Request
Locate each line in the records containing "yield". Copy it.

-- START Source records --

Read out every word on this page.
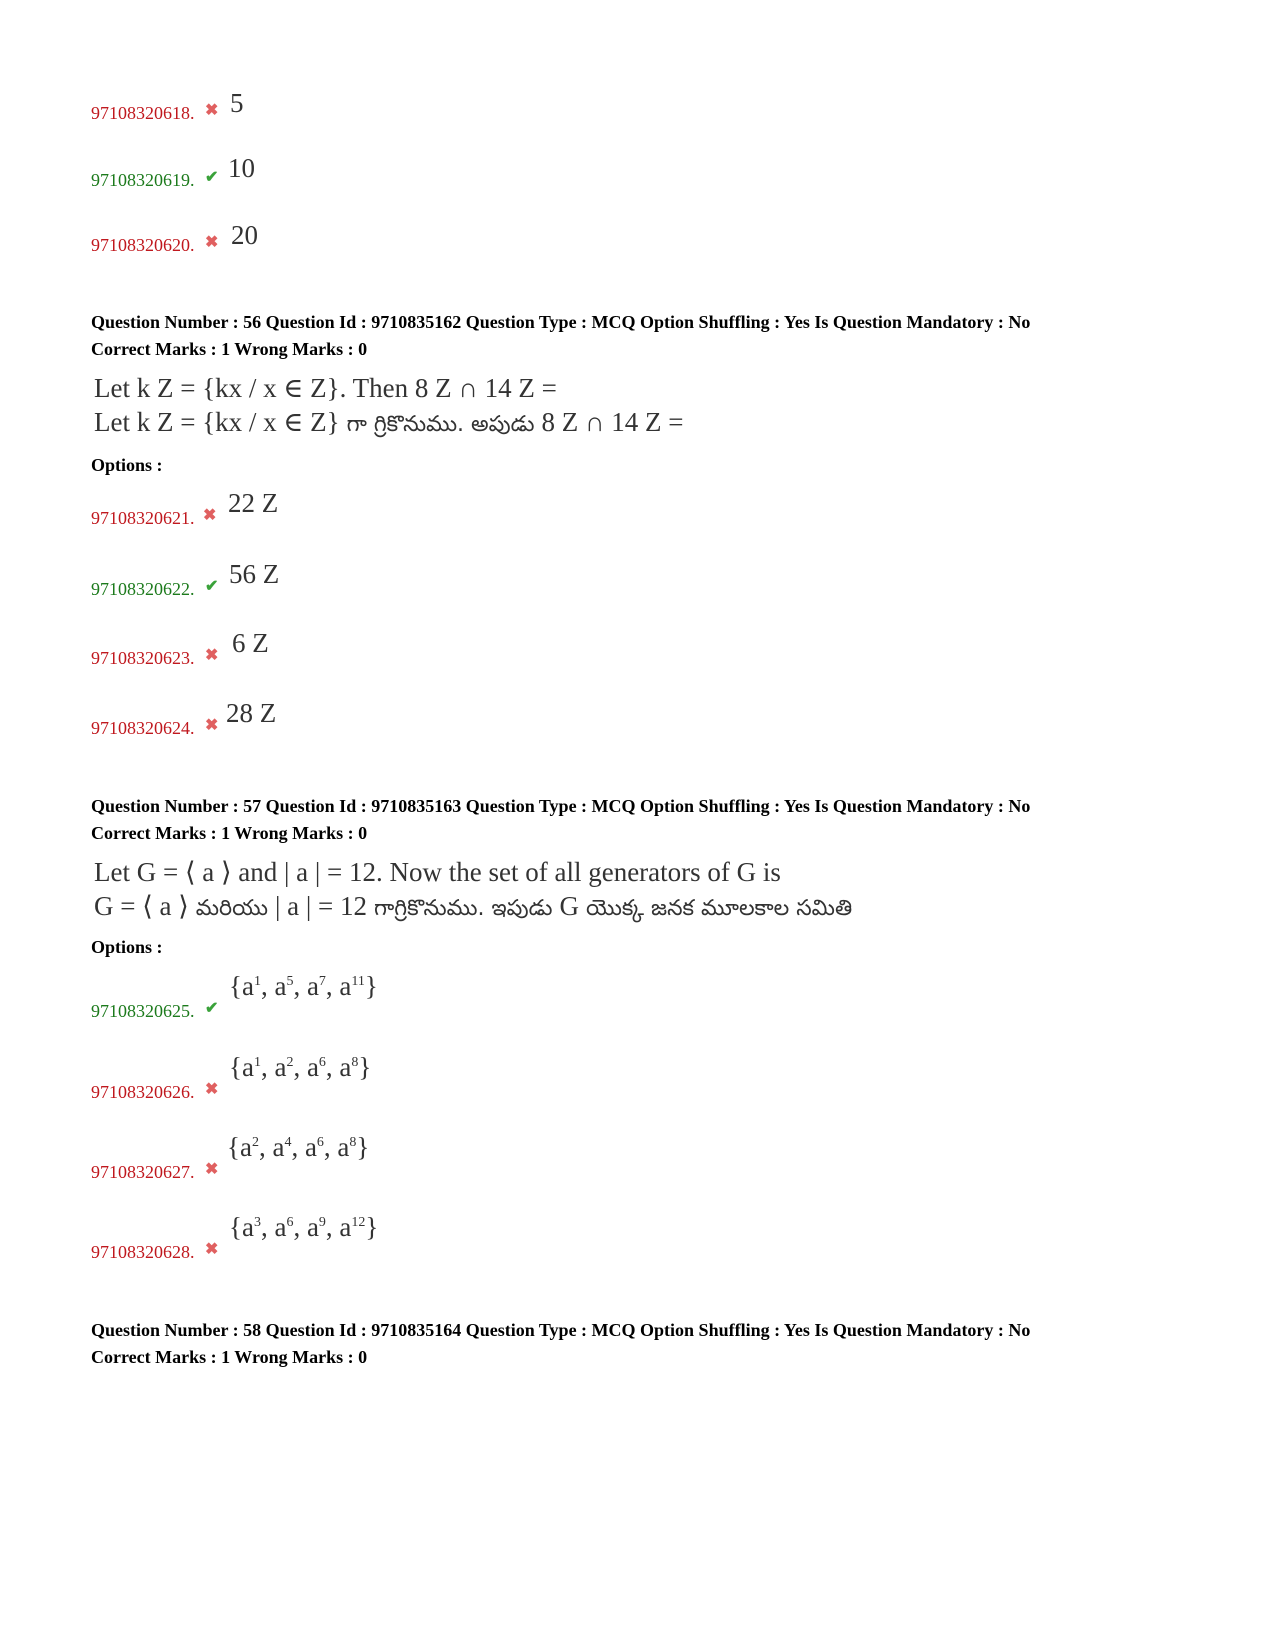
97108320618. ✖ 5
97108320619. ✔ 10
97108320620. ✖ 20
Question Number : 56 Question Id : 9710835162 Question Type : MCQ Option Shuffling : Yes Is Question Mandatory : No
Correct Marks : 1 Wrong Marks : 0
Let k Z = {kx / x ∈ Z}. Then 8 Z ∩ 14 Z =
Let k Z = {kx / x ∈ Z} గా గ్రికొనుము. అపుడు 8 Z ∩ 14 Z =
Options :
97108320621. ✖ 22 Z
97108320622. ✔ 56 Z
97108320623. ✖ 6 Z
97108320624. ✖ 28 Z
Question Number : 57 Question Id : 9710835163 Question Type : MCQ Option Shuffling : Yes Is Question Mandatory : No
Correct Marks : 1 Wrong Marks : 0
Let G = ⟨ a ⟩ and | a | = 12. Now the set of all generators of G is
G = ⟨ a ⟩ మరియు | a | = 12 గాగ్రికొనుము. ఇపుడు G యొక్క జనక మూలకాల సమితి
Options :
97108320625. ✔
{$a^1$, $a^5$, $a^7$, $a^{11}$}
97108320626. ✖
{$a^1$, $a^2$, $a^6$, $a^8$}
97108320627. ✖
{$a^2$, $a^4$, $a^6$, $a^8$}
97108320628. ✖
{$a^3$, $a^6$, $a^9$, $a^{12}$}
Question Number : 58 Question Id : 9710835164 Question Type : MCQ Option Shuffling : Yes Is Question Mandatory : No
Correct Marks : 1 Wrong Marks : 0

-- END Source records --
-- START Source records --

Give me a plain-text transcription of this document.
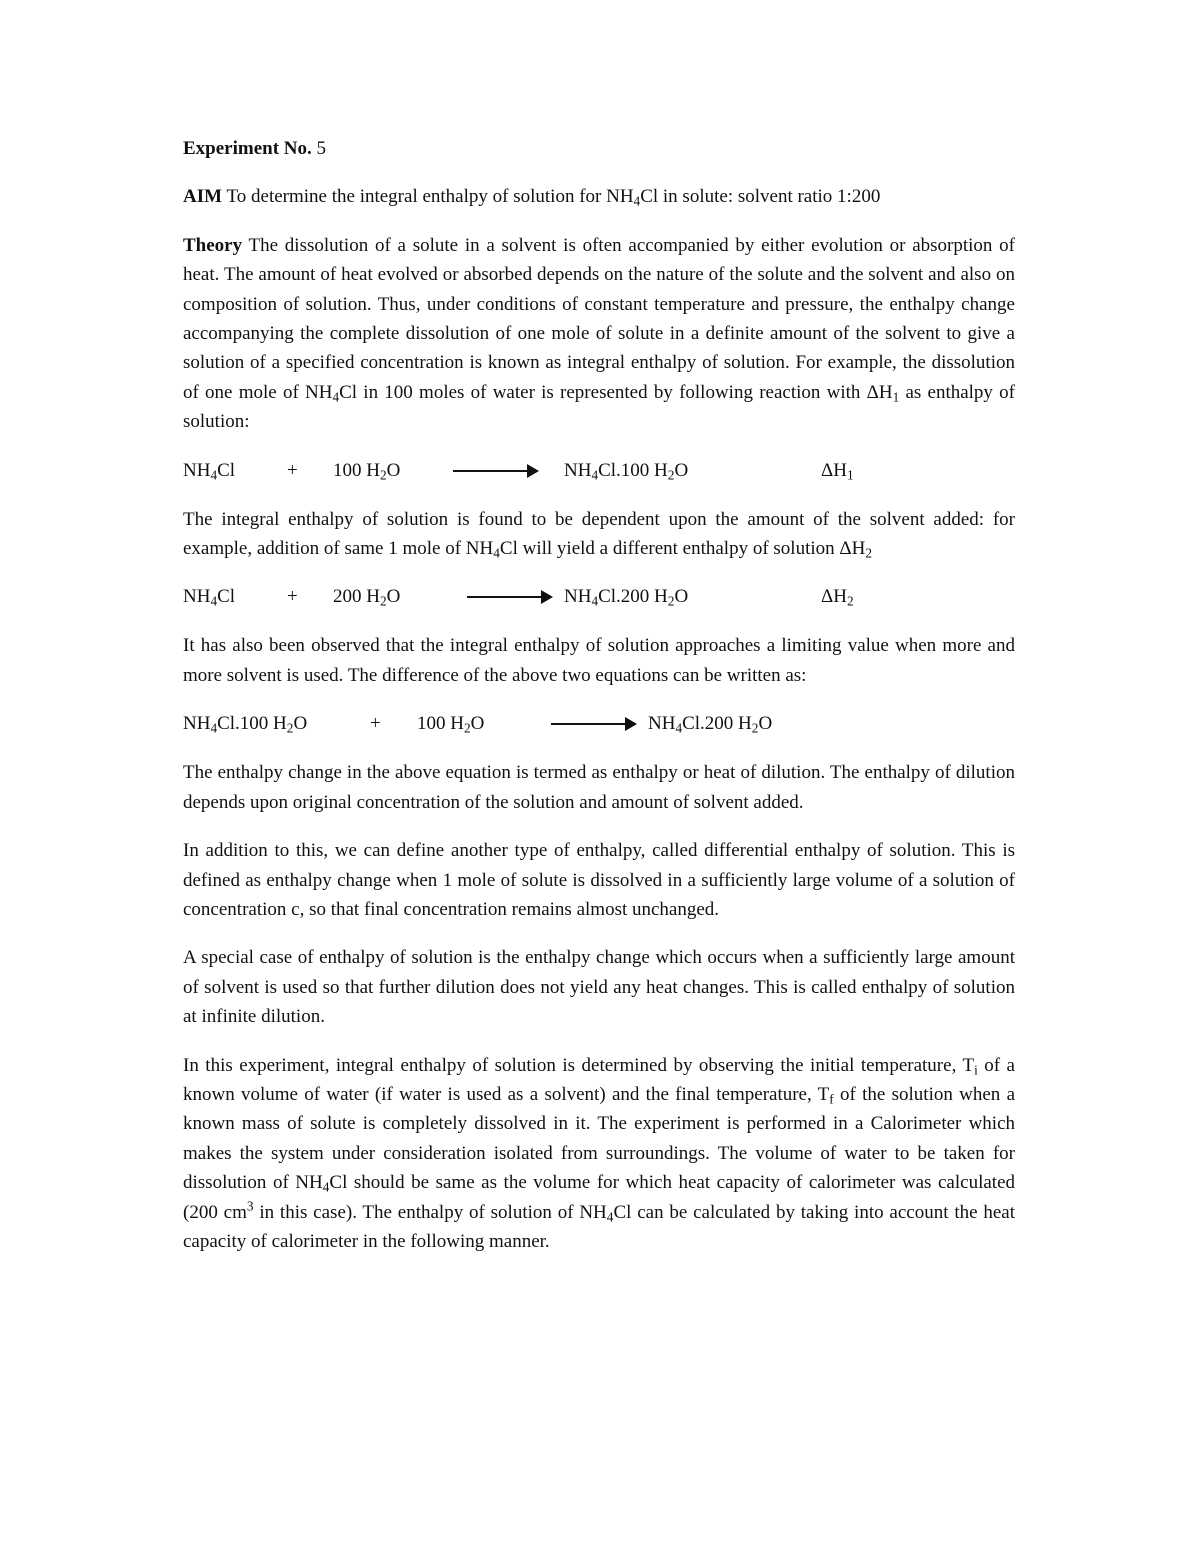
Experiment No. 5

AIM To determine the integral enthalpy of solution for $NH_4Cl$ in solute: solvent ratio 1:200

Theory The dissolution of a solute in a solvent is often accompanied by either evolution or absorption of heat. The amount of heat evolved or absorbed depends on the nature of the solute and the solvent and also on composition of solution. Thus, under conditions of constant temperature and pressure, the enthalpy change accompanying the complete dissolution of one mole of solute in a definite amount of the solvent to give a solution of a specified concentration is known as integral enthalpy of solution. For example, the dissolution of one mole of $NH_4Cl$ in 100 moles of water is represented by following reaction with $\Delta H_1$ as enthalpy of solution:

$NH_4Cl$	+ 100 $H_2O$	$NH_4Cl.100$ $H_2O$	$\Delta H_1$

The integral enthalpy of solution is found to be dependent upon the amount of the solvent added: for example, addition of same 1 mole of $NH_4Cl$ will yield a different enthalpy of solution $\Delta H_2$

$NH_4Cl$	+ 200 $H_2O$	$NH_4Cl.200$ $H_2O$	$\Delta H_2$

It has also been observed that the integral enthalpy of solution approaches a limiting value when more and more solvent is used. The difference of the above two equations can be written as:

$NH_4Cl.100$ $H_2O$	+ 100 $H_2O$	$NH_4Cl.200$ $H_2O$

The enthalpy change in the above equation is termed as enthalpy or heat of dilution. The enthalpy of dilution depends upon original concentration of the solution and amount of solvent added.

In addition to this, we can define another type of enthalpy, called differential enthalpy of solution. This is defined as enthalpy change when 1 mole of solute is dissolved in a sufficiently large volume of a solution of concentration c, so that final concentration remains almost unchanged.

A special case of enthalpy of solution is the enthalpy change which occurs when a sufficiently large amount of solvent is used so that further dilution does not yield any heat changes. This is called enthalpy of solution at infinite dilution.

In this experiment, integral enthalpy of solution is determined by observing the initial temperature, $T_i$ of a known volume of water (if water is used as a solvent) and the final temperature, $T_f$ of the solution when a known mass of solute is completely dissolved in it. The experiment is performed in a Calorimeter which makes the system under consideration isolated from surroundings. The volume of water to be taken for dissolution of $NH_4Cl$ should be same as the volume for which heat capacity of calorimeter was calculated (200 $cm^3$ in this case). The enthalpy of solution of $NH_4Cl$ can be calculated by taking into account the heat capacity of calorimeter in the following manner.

-- END Source records --

Complete output
The integral enthalpy of solution is found to be dependent upon the amount of the solvent added: for example, addition of same 1 mole of $NH_4Cl$ will yield a different enthalpy of solution $\Delta H_2$
A special case of enthalpy of solution is the enthalpy change which occurs when a sufficiently large amount of solvent is used so that further dilution does not yield any heat changes. This is called enthalpy of solution at infinite dilution.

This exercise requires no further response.